Task to complete: Extract every line from the records below that contains the word "this".
──────
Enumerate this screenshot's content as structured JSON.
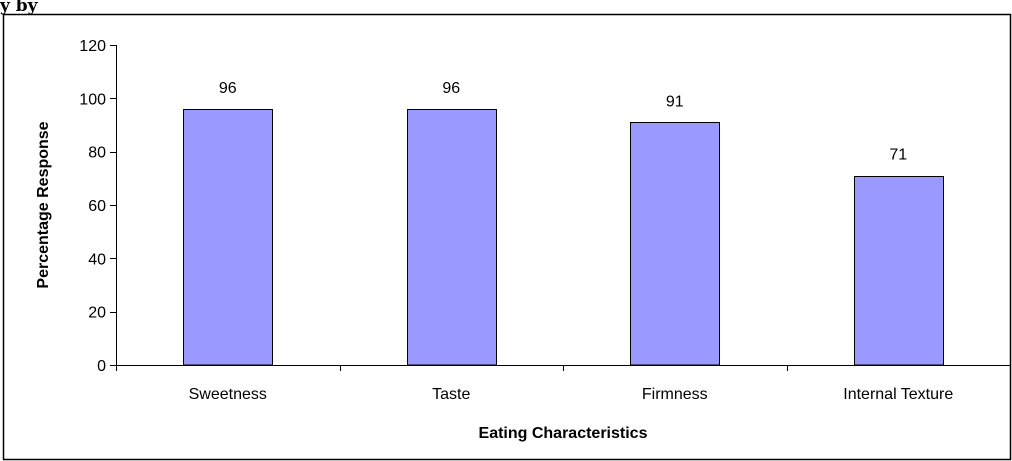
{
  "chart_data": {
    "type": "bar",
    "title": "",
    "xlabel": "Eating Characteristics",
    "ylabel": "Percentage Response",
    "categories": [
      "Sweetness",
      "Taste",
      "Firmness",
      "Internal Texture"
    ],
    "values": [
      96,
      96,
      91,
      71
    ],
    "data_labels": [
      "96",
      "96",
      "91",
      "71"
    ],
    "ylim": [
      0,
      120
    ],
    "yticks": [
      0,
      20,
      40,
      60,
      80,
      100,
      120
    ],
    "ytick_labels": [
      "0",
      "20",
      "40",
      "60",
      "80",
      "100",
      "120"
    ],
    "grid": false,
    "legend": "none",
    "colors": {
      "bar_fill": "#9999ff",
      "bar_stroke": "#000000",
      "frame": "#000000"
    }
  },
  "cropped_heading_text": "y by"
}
──────
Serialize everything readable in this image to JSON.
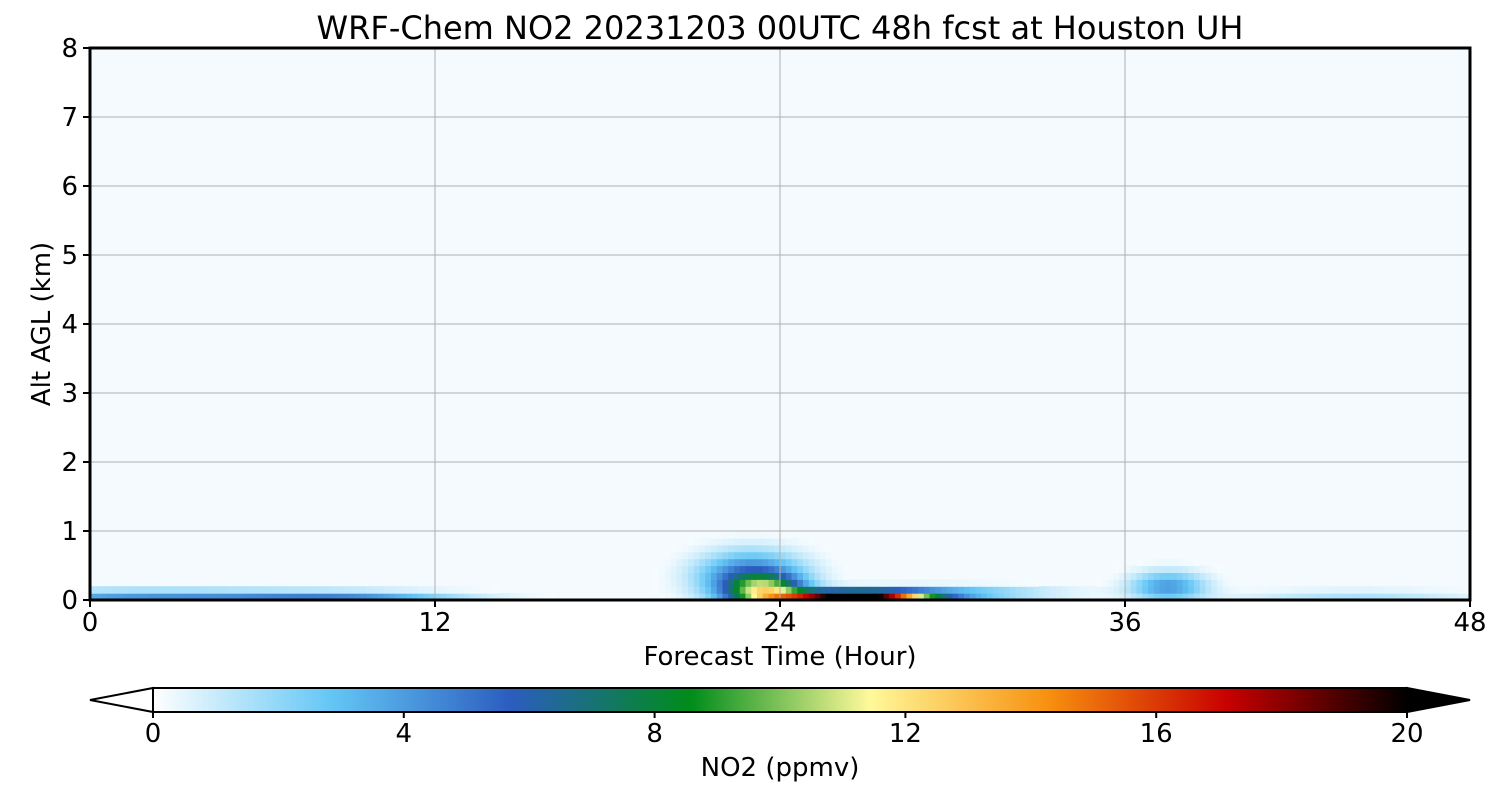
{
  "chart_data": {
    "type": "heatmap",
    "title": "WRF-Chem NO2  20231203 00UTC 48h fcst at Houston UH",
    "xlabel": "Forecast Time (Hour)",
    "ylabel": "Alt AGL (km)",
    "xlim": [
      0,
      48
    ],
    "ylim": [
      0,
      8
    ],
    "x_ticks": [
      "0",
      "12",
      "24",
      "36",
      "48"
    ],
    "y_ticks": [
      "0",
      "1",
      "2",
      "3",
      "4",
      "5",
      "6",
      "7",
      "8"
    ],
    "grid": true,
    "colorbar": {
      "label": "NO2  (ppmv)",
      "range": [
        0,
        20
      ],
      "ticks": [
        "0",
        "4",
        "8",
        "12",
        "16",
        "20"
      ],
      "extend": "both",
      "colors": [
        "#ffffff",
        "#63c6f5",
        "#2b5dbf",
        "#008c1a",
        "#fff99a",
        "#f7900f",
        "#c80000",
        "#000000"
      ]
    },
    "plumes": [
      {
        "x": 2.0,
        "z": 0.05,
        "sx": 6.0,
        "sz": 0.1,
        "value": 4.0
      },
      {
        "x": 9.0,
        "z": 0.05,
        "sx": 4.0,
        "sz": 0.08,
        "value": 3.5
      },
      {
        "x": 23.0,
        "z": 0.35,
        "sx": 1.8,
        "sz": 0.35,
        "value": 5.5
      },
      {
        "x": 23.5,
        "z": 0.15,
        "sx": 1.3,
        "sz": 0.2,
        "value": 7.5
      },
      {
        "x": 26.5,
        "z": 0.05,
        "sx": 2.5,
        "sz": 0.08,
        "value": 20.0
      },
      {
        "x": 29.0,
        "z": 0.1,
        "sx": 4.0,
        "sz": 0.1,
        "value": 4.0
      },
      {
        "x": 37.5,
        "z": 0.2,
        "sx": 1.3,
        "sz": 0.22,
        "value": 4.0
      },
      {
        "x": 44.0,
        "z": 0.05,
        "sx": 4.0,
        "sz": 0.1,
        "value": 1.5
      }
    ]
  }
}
──────
Full response:
Enumerate this screenshot's content as structured JSON.
Serialize everything readable in this image to JSON.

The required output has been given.